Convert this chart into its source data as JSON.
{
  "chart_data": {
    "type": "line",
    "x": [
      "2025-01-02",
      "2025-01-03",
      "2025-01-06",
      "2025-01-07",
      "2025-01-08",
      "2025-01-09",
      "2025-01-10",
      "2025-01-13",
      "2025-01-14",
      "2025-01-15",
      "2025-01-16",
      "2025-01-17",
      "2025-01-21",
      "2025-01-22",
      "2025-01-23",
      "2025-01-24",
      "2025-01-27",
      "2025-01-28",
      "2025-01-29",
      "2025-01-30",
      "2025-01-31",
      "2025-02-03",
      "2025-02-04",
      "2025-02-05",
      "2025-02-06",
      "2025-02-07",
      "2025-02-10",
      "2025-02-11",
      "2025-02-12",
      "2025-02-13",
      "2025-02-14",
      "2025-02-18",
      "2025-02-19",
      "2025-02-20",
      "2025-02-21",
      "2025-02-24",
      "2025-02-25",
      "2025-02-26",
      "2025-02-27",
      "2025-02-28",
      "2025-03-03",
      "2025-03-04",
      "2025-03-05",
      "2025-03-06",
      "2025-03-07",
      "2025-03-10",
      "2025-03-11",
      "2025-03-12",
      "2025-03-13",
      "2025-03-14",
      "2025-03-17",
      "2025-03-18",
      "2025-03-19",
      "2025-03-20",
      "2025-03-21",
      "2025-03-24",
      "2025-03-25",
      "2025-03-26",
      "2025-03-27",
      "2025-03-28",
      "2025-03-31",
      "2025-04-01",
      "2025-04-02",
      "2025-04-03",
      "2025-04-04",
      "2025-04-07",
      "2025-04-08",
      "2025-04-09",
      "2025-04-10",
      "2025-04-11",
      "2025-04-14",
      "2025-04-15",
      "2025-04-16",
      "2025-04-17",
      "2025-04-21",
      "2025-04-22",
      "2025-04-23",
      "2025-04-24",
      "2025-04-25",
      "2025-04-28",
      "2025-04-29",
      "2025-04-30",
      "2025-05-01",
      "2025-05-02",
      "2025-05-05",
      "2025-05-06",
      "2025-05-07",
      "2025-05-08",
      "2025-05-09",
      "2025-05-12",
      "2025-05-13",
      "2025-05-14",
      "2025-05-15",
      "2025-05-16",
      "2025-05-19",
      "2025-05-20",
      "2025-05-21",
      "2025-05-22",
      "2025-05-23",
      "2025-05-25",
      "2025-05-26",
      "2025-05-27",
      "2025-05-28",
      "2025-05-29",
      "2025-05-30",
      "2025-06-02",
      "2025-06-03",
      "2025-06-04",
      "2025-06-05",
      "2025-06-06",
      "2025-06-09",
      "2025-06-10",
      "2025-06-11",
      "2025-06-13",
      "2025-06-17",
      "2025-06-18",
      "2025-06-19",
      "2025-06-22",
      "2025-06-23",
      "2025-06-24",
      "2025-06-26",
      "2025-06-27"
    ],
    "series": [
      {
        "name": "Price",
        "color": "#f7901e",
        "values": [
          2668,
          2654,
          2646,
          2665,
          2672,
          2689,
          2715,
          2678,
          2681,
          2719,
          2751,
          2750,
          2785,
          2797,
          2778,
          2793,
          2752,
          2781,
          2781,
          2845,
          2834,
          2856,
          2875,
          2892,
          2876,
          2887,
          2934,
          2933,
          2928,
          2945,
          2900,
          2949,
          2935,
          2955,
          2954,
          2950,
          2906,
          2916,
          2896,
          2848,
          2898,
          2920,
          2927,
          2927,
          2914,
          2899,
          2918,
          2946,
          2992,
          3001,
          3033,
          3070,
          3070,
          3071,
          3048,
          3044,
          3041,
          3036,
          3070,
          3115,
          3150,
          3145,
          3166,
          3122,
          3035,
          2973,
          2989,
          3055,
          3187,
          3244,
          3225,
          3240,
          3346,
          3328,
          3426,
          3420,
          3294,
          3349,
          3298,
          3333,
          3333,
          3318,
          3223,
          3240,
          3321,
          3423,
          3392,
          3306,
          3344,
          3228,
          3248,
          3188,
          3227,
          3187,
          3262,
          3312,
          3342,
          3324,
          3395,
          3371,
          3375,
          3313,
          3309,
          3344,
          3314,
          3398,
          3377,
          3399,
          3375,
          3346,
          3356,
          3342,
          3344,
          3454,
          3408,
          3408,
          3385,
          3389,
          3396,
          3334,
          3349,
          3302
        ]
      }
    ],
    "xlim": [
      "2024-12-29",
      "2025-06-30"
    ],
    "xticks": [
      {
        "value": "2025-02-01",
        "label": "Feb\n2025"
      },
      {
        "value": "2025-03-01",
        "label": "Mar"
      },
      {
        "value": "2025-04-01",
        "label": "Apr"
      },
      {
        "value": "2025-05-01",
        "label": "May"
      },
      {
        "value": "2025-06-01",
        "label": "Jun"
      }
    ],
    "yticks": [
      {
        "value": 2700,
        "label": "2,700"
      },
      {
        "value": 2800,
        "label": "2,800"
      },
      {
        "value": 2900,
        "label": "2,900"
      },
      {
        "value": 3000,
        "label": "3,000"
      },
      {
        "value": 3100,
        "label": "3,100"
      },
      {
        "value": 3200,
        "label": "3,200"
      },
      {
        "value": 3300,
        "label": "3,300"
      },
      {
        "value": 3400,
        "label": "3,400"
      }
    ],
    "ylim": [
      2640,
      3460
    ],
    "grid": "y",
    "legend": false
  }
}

_Work to complete:_ Output the records exactly, including every line.

_Result for this exercise:_
Convert this chart into its source data as JSON.
{
  "chart_data": {
    "type": "line",
    "x": [
      "2025-01-02",
      "2025-01-03",
      "2025-01-06",
      "2025-01-07",
      "2025-01-08",
      "2025-01-09",
      "2025-01-10",
      "2025-01-13",
      "2025-01-14",
      "2025-01-15",
      "2025-01-16",
      "2025-01-17",
      "2025-01-21",
      "2025-01-22",
      "2025-01-23",
      "2025-01-24",
      "2025-01-27",
      "2025-01-28",
      "2025-01-29",
      "2025-01-30",
      "2025-01-31",
      "2025-02-03",
      "2025-02-04",
      "2025-02-05",
      "2025-02-06",
      "2025-02-07",
      "2025-02-10",
      "2025-02-11",
      "2025-02-12",
      "2025-02-13",
      "2025-02-14",
      "2025-02-18",
      "2025-02-19",
      "2025-02-20",
      "2025-02-21",
      "2025-02-24",
      "2025-02-25",
      "2025-02-26",
      "2025-02-27",
      "2025-02-28",
      "2025-03-03",
      "2025-03-04",
      "2025-03-05",
      "2025-03-06",
      "2025-03-07",
      "2025-03-10",
      "2025-03-11",
      "2025-03-12",
      "2025-03-13",
      "2025-03-14",
      "2025-03-17",
      "2025-03-18",
      "2025-03-19",
      "2025-03-20",
      "2025-03-21",
      "2025-03-24",
      "2025-03-25",
      "2025-03-26",
      "2025-03-27",
      "2025-03-28",
      "2025-03-31",
      "2025-04-01",
      "2025-04-02",
      "2025-04-03",
      "2025-04-04",
      "2025-04-07",
      "2025-04-08",
      "2025-04-09",
      "2025-04-10",
      "2025-04-11",
      "2025-04-14",
      "2025-04-15",
      "2025-04-16",
      "2025-04-17",
      "2025-04-21",
      "2025-04-22",
      "2025-04-23",
      "2025-04-24",
      "2025-04-25",
      "2025-04-28",
      "2025-04-29",
      "2025-04-30",
      "2025-05-01",
      "2025-05-02",
      "2025-05-05",
      "2025-05-06",
      "2025-05-07",
      "2025-05-08",
      "2025-05-09",
      "2025-05-12",
      "2025-05-13",
      "2025-05-14",
      "2025-05-15",
      "2025-05-16",
      "2025-05-19",
      "2025-05-20",
      "2025-05-21",
      "2025-05-22",
      "2025-05-23",
      "2025-05-25",
      "2025-05-26",
      "2025-05-27",
      "2025-05-28",
      "2025-05-29",
      "2025-05-30",
      "2025-06-02",
      "2025-06-03",
      "2025-06-04",
      "2025-06-05",
      "2025-06-06",
      "2025-06-09",
      "2025-06-10",
      "2025-06-11",
      "2025-06-13",
      "2025-06-17",
      "2025-06-18",
      "2025-06-19",
      "2025-06-22",
      "2025-06-23",
      "2025-06-24",
      "2025-06-26",
      "2025-06-27"
    ],
    "series": [
      {
        "name": "Price",
        "color": "#f7901e",
        "values": [
          2668,
          2654,
          2646,
          2665,
          2672,
          2689,
          2715,
          2678,
          2681,
          2719,
          2751,
          2750,
          2785,
          2797,
          2778,
          2793,
          2752,
          2781,
          2781,
          2845,
          2834,
          2856,
          2875,
          2892,
          2876,
          2887,
          2934,
          2933,
          2928,
          2945,
          2900,
          2949,
          2935,
          2955,
          2954,
          2950,
          2906,
          2916,
          2896,
          2848,
          2898,
          2920,
          2927,
          2927,
          2914,
          2899,
          2918,
          2946,
          2992,
          3001,
          3033,
          3070,
          3070,
          3071,
          3048,
          3044,
          3041,
          3036,
          3070,
          3115,
          3150,
          3145,
          3166,
          3122,
          3035,
          2973,
          2989,
          3055,
          3187,
          3244,
          3225,
          3240,
          3346,
          3328,
          3426,
          3420,
          3294,
          3349,
          3298,
          3333,
          3333,
          3318,
          3223,
          3240,
          3321,
          3423,
          3392,
          3306,
          3344,
          3228,
          3248,
          3188,
          3227,
          3187,
          3262,
          3312,
          3342,
          3324,
          3395,
          3371,
          3375,
          3313,
          3309,
          3344,
          3314,
          3398,
          3377,
          3399,
          3375,
          3346,
          3356,
          3342,
          3344,
          3454,
          3408,
          3408,
          3385,
          3389,
          3396,
          3334,
          3349,
          3302
        ]
      }
    ],
    "xlim": [
      "2024-12-29",
      "2025-06-30"
    ],
    "xticks": [
      {
        "value": "2025-02-01",
        "label": "Feb\n2025"
      },
      {
        "value": "2025-03-01",
        "label": "Mar"
      },
      {
        "value": "2025-04-01",
        "label": "Apr"
      },
      {
        "value": "2025-05-01",
        "label": "May"
      },
      {
        "value": "2025-06-01",
        "label": "Jun"
      }
    ],
    "yticks": [
      {
        "value": 2700,
        "label": "2,700"
      },
      {
        "value": 2800,
        "label": "2,800"
      },
      {
        "value": 2900,
        "label": "2,900"
      },
      {
        "value": 3000,
        "label": "3,000"
      },
      {
        "value": 3100,
        "label": "3,100"
      },
      {
        "value": 3200,
        "label": "3,200"
      },
      {
        "value": 3300,
        "label": "3,300"
      },
      {
        "value": 3400,
        "label": "3,400"
      }
    ],
    "ylim": [
      2640,
      3460
    ],
    "grid": "y",
    "legend": false
  }
}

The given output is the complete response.